──────── TASK INPUTS ────────

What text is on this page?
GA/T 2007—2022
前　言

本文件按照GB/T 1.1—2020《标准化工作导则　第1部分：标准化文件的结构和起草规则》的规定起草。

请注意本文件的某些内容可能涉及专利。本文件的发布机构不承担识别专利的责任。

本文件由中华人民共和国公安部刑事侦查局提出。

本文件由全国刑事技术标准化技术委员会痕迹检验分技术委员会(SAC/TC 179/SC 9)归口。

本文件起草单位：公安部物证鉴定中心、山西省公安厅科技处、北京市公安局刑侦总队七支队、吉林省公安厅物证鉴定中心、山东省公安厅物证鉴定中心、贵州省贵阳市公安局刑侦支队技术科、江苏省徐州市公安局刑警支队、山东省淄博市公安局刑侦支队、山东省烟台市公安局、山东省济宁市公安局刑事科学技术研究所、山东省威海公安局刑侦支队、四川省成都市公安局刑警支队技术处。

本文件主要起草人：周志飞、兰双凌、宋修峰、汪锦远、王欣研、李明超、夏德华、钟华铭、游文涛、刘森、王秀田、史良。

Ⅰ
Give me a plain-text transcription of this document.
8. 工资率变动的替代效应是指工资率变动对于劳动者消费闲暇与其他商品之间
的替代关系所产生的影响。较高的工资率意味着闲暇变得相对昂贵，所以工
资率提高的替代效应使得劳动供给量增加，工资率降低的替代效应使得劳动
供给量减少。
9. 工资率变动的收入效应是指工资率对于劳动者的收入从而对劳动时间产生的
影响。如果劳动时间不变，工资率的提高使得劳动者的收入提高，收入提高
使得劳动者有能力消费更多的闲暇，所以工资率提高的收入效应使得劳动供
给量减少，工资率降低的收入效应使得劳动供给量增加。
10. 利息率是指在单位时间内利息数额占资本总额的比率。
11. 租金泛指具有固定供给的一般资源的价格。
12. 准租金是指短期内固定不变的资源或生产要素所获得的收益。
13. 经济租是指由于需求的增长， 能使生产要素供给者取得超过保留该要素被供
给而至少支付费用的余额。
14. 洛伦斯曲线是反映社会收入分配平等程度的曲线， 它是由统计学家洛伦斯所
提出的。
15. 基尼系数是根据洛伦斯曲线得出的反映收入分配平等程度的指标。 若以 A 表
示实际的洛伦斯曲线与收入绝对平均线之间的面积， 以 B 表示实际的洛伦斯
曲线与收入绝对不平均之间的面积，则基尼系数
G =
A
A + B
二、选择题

────────

▶ GOAL
Transcribe all of the lines in the records precisely.

▶ COMPLETED TASK
What text is on this page?
GA/T 2007—2022
前　言

本文件按照GB/T 1.1—2020《标准化工作导则　第1部分：标准化文件的结构和起草规则》的规定起草。

请注意本文件的某些内容可能涉及专利。本文件的发布机构不承担识别专利的责任。

本文件由中华人民共和国公安部刑事侦查局提出。

本文件由全国刑事技术标准化技术委员会痕迹检验分技术委员会(SAC/TC 179/SC 9)归口。

本文件起草单位：公安部物证鉴定中心、山西省公安厅科技处、北京市公安局刑侦总队七支队、吉林省公安厅物证鉴定中心、山东省公安厅物证鉴定中心、贵州省贵阳市公安局刑侦支队技术科、江苏省徐州市公安局刑警支队、山东省淄博市公安局刑侦支队、山东省烟台市公安局、山东省济宁市公安局刑事科学技术研究所、山东省威海公安局刑侦支队、四川省成都市公安局刑警支队技术处。

本文件主要起草人：周志飞、兰双凌、宋修峰、汪锦远、王欣研、李明超、夏德华、钟华铭、游文涛、刘森、王秀田、史良。

Ⅰ
Give me a plain-text transcription of this document.
8. 工资率变动的替代效应是指工资率变动对于劳动者消费闲暇与其他商品之间
的替代关系所产生的影响。较高的工资率意味着闲暇变得相对昂贵，所以工
资率提高的替代效应使得劳动供给量增加，工资率降低的替代效应使得劳动
供给量减少。
9. 工资率变动的收入效应是指工资率对于劳动者的收入从而对劳动时间产生的
影响。如果劳动时间不变，工资率的提高使得劳动者的收入提高，收入提高
使得劳动者有能力消费更多的闲暇，所以工资率提高的收入效应使得劳动供
给量减少，工资率降低的收入效应使得劳动供给量增加。
10. 利息率是指在单位时间内利息数额占资本总额的比率。
11. 租金泛指具有固定供给的一般资源的价格。
12. 准租金是指短期内固定不变的资源或生产要素所获得的收益。
13. 经济租是指由于需求的增长， 能使生产要素供给者取得超过保留该要素被供
给而至少支付费用的余额。
14. 洛伦斯曲线是反映社会收入分配平等程度的曲线， 它是由统计学家洛伦斯所
提出的。
15. 基尼系数是根据洛伦斯曲线得出的反映收入分配平等程度的指标。 若以 A 表
示实际的洛伦斯曲线与收入绝对平均线之间的面积， 以 B 表示实际的洛伦斯
曲线与收入绝对不平均之间的面积，则基尼系数
G =
A
A + B
二、选择题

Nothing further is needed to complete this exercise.